Box annotation data
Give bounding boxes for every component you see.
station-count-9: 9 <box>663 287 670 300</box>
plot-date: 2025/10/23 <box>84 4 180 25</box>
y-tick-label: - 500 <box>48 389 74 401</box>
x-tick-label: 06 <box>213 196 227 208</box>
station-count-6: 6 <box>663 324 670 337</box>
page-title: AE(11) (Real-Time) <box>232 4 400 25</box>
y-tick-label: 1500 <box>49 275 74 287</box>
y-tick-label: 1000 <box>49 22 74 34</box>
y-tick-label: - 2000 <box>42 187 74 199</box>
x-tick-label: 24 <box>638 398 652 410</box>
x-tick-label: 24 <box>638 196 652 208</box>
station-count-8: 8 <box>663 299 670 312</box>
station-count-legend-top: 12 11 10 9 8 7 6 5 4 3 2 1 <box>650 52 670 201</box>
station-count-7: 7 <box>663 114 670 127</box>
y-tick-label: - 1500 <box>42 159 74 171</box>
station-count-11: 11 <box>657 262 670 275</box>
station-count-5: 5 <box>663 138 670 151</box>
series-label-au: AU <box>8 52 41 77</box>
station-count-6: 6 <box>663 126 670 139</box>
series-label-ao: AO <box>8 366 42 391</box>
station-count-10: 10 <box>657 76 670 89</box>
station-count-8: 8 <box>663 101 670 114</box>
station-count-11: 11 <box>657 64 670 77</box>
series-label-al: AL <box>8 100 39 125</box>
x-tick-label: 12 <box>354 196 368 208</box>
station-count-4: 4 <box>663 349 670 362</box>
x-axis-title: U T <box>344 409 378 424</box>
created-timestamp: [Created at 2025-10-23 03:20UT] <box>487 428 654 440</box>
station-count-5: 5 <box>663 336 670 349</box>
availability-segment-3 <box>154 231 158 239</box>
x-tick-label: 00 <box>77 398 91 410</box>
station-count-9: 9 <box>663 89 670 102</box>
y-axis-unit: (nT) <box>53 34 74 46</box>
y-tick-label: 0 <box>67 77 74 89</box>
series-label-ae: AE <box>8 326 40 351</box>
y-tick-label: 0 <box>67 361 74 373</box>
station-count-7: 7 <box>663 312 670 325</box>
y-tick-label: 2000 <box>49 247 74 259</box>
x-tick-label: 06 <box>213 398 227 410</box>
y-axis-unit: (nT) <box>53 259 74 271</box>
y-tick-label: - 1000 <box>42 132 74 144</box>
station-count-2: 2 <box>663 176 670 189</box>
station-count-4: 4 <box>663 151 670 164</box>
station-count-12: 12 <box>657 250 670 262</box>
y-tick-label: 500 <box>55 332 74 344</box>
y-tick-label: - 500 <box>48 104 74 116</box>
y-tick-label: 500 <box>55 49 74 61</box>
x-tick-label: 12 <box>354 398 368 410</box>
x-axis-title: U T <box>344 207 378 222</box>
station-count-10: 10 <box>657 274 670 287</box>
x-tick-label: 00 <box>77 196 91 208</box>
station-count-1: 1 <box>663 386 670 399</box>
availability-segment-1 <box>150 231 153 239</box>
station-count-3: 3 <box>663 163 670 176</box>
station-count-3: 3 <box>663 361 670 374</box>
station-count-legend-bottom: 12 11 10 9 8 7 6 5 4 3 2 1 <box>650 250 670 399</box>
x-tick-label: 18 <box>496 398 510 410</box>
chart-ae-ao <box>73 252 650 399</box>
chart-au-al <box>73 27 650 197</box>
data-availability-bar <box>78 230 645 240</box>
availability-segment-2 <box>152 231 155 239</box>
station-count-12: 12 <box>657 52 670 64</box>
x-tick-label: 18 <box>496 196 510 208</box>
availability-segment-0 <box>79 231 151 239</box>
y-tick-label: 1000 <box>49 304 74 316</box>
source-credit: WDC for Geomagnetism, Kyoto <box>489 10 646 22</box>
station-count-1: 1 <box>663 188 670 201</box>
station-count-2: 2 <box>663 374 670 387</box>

■ WHAT IS REQUIRED: Retype every one of the lines above, character for character.

■ RESPONSE BELOW:
Give bounding boxes for every component you see.
station-count-9: 9 <box>663 287 670 300</box>
plot-date: 2025/10/23 <box>84 4 180 25</box>
y-tick-label: - 500 <box>48 389 74 401</box>
x-tick-label: 06 <box>213 196 227 208</box>
station-count-6: 6 <box>663 324 670 337</box>
page-title: AE(11) (Real-Time) <box>232 4 400 25</box>
y-tick-label: 1500 <box>49 275 74 287</box>
y-tick-label: 1000 <box>49 22 74 34</box>
y-tick-label: - 2000 <box>42 187 74 199</box>
x-tick-label: 24 <box>638 398 652 410</box>
x-tick-label: 24 <box>638 196 652 208</box>
station-count-8: 8 <box>663 299 670 312</box>
station-count-legend-top: 12 11 10 9 8 7 6 5 4 3 2 1 <box>650 52 670 201</box>
station-count-7: 7 <box>663 114 670 127</box>
y-tick-label: - 1500 <box>42 159 74 171</box>
station-count-11: 11 <box>657 262 670 275</box>
station-count-5: 5 <box>663 138 670 151</box>
series-label-au: AU <box>8 52 41 77</box>
station-count-6: 6 <box>663 126 670 139</box>
series-label-ao: AO <box>8 366 42 391</box>
station-count-10: 10 <box>657 76 670 89</box>
station-count-8: 8 <box>663 101 670 114</box>
station-count-11: 11 <box>657 64 670 77</box>
series-label-al: AL <box>8 100 39 125</box>
x-tick-label: 12 <box>354 196 368 208</box>
station-count-4: 4 <box>663 349 670 362</box>
x-axis-title: U T <box>344 409 378 424</box>
created-timestamp: [Created at 2025-10-23 03:20UT] <box>487 428 654 440</box>
station-count-5: 5 <box>663 336 670 349</box>
availability-segment-3 <box>154 231 158 239</box>
x-tick-label: 00 <box>77 398 91 410</box>
station-count-9: 9 <box>663 89 670 102</box>
y-axis-unit: (nT) <box>53 34 74 46</box>
y-tick-label: 0 <box>67 77 74 89</box>
series-label-ae: AE <box>8 326 40 351</box>
y-tick-label: 0 <box>67 361 74 373</box>
station-count-7: 7 <box>663 312 670 325</box>
y-tick-label: 2000 <box>49 247 74 259</box>
x-tick-label: 06 <box>213 398 227 410</box>
y-axis-unit: (nT) <box>53 259 74 271</box>
y-tick-label: - 1000 <box>42 132 74 144</box>
station-count-2: 2 <box>663 176 670 189</box>
station-count-4: 4 <box>663 151 670 164</box>
station-count-12: 12 <box>657 250 670 262</box>
y-tick-label: 500 <box>55 332 74 344</box>
y-tick-label: - 500 <box>48 104 74 116</box>
y-tick-label: 500 <box>55 49 74 61</box>
x-tick-label: 12 <box>354 398 368 410</box>
x-axis-title: U T <box>344 207 378 222</box>
station-count-10: 10 <box>657 274 670 287</box>
x-tick-label: 00 <box>77 196 91 208</box>
station-count-1: 1 <box>663 386 670 399</box>
availability-segment-1 <box>150 231 153 239</box>
station-count-3: 3 <box>663 163 670 176</box>
station-count-3: 3 <box>663 361 670 374</box>
station-count-legend-bottom: 12 11 10 9 8 7 6 5 4 3 2 1 <box>650 250 670 399</box>
x-tick-label: 18 <box>496 398 510 410</box>
chart-ae-ao <box>73 252 650 399</box>
chart-au-al <box>73 27 650 197</box>
data-availability-bar <box>78 230 645 240</box>
availability-segment-2 <box>152 231 155 239</box>
station-count-12: 12 <box>657 52 670 64</box>
x-tick-label: 18 <box>496 196 510 208</box>
availability-segment-0 <box>79 231 151 239</box>
y-tick-label: 1000 <box>49 304 74 316</box>
source-credit: WDC for Geomagnetism, Kyoto <box>489 10 646 22</box>
station-count-1: 1 <box>663 188 670 201</box>
station-count-2: 2 <box>663 374 670 387</box>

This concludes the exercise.